Work to do: Each line below is to be written out in full, exactly as shown.

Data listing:
* START *

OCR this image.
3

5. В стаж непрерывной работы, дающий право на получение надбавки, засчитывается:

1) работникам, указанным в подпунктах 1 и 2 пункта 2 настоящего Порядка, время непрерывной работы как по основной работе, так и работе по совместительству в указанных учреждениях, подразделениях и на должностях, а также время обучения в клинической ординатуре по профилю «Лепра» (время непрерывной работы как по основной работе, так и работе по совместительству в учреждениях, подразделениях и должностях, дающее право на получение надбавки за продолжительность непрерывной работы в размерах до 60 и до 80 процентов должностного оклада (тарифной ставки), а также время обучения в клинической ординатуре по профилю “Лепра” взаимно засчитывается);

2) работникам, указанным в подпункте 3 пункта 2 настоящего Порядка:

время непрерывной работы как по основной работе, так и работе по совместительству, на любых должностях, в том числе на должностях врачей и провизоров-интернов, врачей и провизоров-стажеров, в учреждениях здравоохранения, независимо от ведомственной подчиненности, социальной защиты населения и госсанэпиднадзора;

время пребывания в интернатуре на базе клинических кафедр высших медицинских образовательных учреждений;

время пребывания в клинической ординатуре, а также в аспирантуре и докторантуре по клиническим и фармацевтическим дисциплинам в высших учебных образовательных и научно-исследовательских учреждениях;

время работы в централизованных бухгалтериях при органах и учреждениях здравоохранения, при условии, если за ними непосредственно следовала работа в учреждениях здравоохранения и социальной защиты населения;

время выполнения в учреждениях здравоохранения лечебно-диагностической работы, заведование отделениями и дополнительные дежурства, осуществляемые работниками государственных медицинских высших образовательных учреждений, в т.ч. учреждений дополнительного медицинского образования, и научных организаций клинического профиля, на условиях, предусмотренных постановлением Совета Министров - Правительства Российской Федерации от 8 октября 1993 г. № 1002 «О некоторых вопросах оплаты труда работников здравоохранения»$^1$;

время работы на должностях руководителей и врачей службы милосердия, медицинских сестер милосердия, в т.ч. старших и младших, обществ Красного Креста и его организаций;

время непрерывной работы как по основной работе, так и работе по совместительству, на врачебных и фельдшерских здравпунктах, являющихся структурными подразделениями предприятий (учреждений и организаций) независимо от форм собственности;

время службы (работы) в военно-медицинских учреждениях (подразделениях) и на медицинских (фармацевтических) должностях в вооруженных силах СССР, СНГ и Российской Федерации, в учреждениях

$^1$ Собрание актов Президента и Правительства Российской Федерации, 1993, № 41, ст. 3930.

* END *

Answer for this exercise:
OCR this image.
3

5. В стаж непрерывной работы, дающий право на получение надбавки, засчитывается:

1) работникам, указанным в подпунктах 1 и 2 пункта 2 настоящего Порядка, время непрерывной работы как по основной работе, так и работе по совместительству в указанных учреждениях, подразделениях и на должностях, а также время обучения в клинической ординатуре по профилю «Лепра» (время непрерывной работы как по основной работе, так и работе по совместительству в учреждениях, подразделениях и должностях, дающее право на получение надбавки за продолжительность непрерывной работы в размерах до 60 и до 80 процентов должностного оклада (тарифной ставки), а также время обучения в клинической ординатуре по профилю “Лепра” взаимно засчитывается);

2) работникам, указанным в подпункте 3 пункта 2 настоящего Порядка:

время непрерывной работы как по основной работе, так и работе по совместительству, на любых должностях, в том числе на должностях врачей и провизоров-интернов, врачей и провизоров-стажеров, в учреждениях здравоохранения, независимо от ведомственной подчиненности, социальной защиты населения и госсанэпиднадзора;

время пребывания в интернатуре на базе клинических кафедр высших медицинских образовательных учреждений;

время пребывания в клинической ординатуре, а также в аспирантуре и докторантуре по клиническим и фармацевтическим дисциплинам в высших учебных образовательных и научно-исследовательских учреждениях;

время работы в централизованных бухгалтериях при органах и учреждениях здравоохранения, при условии, если за ними непосредственно следовала работа в учреждениях здравоохранения и социальной защиты населения;

время выполнения в учреждениях здравоохранения лечебно-диагностической работы, заведование отделениями и дополнительные дежурства, осуществляемые работниками государственных медицинских высших образовательных учреждений, в т.ч. учреждений дополнительного медицинского образования, и научных организаций клинического профиля, на условиях, предусмотренных постановлением Совета Министров - Правительства Российской Федерации от 8 октября 1993 г. № 1002 «О некоторых вопросах оплаты труда работников здравоохранения»$^1$;

время работы на должностях руководителей и врачей службы милосердия, медицинских сестер милосердия, в т.ч. старших и младших, обществ Красного Креста и его организаций;

время непрерывной работы как по основной работе, так и работе по совместительству, на врачебных и фельдшерских здравпунктах, являющихся структурными подразделениями предприятий (учреждений и организаций) независимо от форм собственности;

время службы (работы) в военно-медицинских учреждениях (подразделениях) и на медицинских (фармацевтических) должностях в вооруженных силах СССР, СНГ и Российской Федерации, в учреждениях

$^1$ Собрание актов Президента и Правительства Российской Федерации, 1993, № 41, ст. 3930.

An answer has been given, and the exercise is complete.